Excerpted text

In addition, for those facilities that bill Trauma Activation, the Trauma Activation service would be billable, as it must be billed in addition to Critical Care (99291) for qualify for payment. To remedy any problems you may be experiencing with appropriate assignment of critical care, consider adding a field to your EMR that requires nursing to summarize bedside time spent providing critical care to your ED patient. In addition, be sure coders all recognize the content of critical care by providing a table of critical interventions, drugs, procedures, and presenting problems (PP)/diagnoses that indicate critical care has been provided. Audit frequently to identify any areas where coding staff and clinical staff disagree on content of the critical care service.
Emergency departments provide significantly more critical care than is actually billed out to payers, and now is a good time to begin the process of correcting any errors. Emergency department acuity data is critical to understanding appropriate ED staffing, acuity mix, and cost of providing services. If critical care is not captured appropriately, your ED acuity will be flawed. Most, if not all, of this data generally comes from the coding process, so it must be accurate and capture services appropriately.
Increasing payer denials are being generated from medical necessity audits. Although the work may be appropriately documented, the reason for it can be subjectively judged as "not medically necessary" by payer auditors who do not fully understand the "what and why" of ED care. When appealing these claims, the volume of which is climbing significantly, your ED must connect the dots from the chief complaint/presenting problem (PP) through the identification and acuity of risk factors to the overall medical decision-making process in order to justify the service. Be cautious of EMR systems that provide a drop-down menu to assign the CC/PP as they are generally not nearly as inclusive as required to address the intricate details of a patient’s complaint.

Data for recognizing document structure
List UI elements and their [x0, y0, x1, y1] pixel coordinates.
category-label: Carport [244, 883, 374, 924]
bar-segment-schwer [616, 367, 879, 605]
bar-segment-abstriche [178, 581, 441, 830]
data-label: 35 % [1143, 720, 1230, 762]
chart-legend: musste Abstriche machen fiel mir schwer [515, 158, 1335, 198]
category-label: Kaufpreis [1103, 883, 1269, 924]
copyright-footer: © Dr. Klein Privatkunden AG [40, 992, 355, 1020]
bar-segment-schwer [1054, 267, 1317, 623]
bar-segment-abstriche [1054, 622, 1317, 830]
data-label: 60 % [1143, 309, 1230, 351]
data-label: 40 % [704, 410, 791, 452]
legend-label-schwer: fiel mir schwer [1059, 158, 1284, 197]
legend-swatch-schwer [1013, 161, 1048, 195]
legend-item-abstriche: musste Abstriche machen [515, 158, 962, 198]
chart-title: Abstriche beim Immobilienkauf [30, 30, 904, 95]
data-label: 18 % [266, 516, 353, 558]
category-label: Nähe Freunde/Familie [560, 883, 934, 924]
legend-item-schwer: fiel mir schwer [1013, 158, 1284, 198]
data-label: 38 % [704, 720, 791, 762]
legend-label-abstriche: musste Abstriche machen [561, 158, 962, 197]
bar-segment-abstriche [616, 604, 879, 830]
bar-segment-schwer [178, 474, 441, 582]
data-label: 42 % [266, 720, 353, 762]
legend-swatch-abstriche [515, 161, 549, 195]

Instructions
(A) In the text on emergency department billing, where does most of the ED acuity data generally come from?
(B) In the text on emergency department billing, copy everything from "In addition, for" down to "critical care service." word for word.
The rows have no part in this work.

Responses for each task
(A) The coding process.

(B)
In addition, for those facilities that bill Trauma Activation, the Trauma Activation service would be billable, as it must be billed in addition to Critical Care (99291) for qualify for payment. To remedy any problems you may be experiencing with appropriate assignment of critical care, consider adding a field to your EMR that requires nursing to summarize bedside time spent providing critical care to your ED patient. In addition, be sure coders all recognize the content of critical care by providing a table of critical interventions, drugs, procedures, and presenting problems (PP)/diagnoses that indicate critical care has been provided. Audit frequently to identify any areas where coding staff and clinical staff disagree on content of the critical care service.